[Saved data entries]
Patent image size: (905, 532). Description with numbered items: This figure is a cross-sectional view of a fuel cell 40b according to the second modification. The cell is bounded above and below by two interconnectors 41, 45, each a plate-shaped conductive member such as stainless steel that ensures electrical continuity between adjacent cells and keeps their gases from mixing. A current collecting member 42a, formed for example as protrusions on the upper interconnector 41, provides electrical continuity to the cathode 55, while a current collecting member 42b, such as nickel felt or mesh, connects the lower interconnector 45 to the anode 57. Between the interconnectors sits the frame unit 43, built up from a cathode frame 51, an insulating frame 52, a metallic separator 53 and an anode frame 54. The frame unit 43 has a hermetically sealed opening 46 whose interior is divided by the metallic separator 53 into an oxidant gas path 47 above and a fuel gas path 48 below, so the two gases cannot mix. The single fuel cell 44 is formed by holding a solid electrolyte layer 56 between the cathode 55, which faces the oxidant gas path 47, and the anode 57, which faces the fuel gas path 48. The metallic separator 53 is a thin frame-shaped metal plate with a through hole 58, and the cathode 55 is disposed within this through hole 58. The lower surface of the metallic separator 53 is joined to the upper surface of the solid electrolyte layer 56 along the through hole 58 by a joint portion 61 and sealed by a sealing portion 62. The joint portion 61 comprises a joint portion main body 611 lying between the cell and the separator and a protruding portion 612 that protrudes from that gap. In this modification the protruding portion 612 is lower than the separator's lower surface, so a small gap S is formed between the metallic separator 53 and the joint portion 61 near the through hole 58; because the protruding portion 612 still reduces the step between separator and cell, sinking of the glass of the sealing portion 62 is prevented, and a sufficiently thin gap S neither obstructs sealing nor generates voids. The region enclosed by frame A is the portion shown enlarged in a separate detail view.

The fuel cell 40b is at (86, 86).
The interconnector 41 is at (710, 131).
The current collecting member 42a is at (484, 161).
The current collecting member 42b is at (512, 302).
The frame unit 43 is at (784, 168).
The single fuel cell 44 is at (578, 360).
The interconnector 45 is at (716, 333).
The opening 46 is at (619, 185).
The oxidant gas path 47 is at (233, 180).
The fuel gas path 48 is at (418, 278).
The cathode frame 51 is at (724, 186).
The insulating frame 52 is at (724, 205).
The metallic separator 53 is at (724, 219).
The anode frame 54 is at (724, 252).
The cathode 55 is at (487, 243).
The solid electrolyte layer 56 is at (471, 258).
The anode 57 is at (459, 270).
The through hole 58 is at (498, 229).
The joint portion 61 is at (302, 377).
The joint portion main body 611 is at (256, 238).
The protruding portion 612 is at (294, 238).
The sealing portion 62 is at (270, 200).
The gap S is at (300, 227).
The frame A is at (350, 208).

YOUR OBJECTIVE -
Transcribe the records above exactly as they appear.

SOLUTION -
Patent image size: (905, 532). Description with numbered items: This figure is a cross-sectional view of a fuel cell 40b according to the second modification. The cell is bounded above and below by two interconnectors 41, 45, each a plate-shaped conductive member such as stainless steel that ensures electrical continuity between adjacent cells and keeps their gases from mixing. A current collecting member 42a, formed for example as protrusions on the upper interconnector 41, provides electrical continuity to the cathode 55, while a current collecting member 42b, such as nickel felt or mesh, connects the lower interconnector 45 to the anode 57. Between the interconnectors sits the frame unit 43, built up from a cathode frame 51, an insulating frame 52, a metallic separator 53 and an anode frame 54. The frame unit 43 has a hermetically sealed opening 46 whose interior is divided by the metallic separator 53 into an oxidant gas path 47 above and a fuel gas path 48 below, so the two gases cannot mix. The single fuel cell 44 is formed by holding a solid electrolyte layer 56 between the cathode 55, which faces the oxidant gas path 47, and the anode 57, which faces the fuel gas path 48. The metallic separator 53 is a thin frame-shaped metal plate with a through hole 58, and the cathode 55 is disposed within this through hole 58. The lower surface of the metallic separator 53 is joined to the upper surface of the solid electrolyte layer 56 along the through hole 58 by a joint portion 61 and sealed by a sealing portion 62. The joint portion 61 comprises a joint portion main body 611 lying between the cell and the separator and a protruding portion 612 that protrudes from that gap. In this modification the protruding portion 612 is lower than the separator's lower surface, so a small gap S is formed between the metallic separator 53 and the joint portion 61 near the through hole 58; because the protruding portion 612 still reduces the step between separator and cell, sinking of the glass of the sealing portion 62 is prevented, and a sufficiently thin gap S neither obstructs sealing nor generates voids. The region enclosed by frame A is the portion shown enlarged in a separate detail view.

The fuel cell 40b is at (86, 86).
The interconnector 41 is at (710, 131).
The current collecting member 42a is at (484, 161).
The current collecting member 42b is at (512, 302).
The frame unit 43 is at (784, 168).
The single fuel cell 44 is at (578, 360).
The interconnector 45 is at (716, 333).
The opening 46 is at (619, 185).
The oxidant gas path 47 is at (233, 180).
The fuel gas path 48 is at (418, 278).
The cathode frame 51 is at (724, 186).
The insulating frame 52 is at (724, 205).
The metallic separator 53 is at (724, 219).
The anode frame 54 is at (724, 252).
The cathode 55 is at (487, 243).
The solid electrolyte layer 56 is at (471, 258).
The anode 57 is at (459, 270).
The through hole 58 is at (498, 229).
The joint portion 61 is at (302, 377).
The joint portion main body 611 is at (256, 238).
The protruding portion 612 is at (294, 238).
The sealing portion 62 is at (270, 200).
The gap S is at (300, 227).
The frame A is at (350, 208).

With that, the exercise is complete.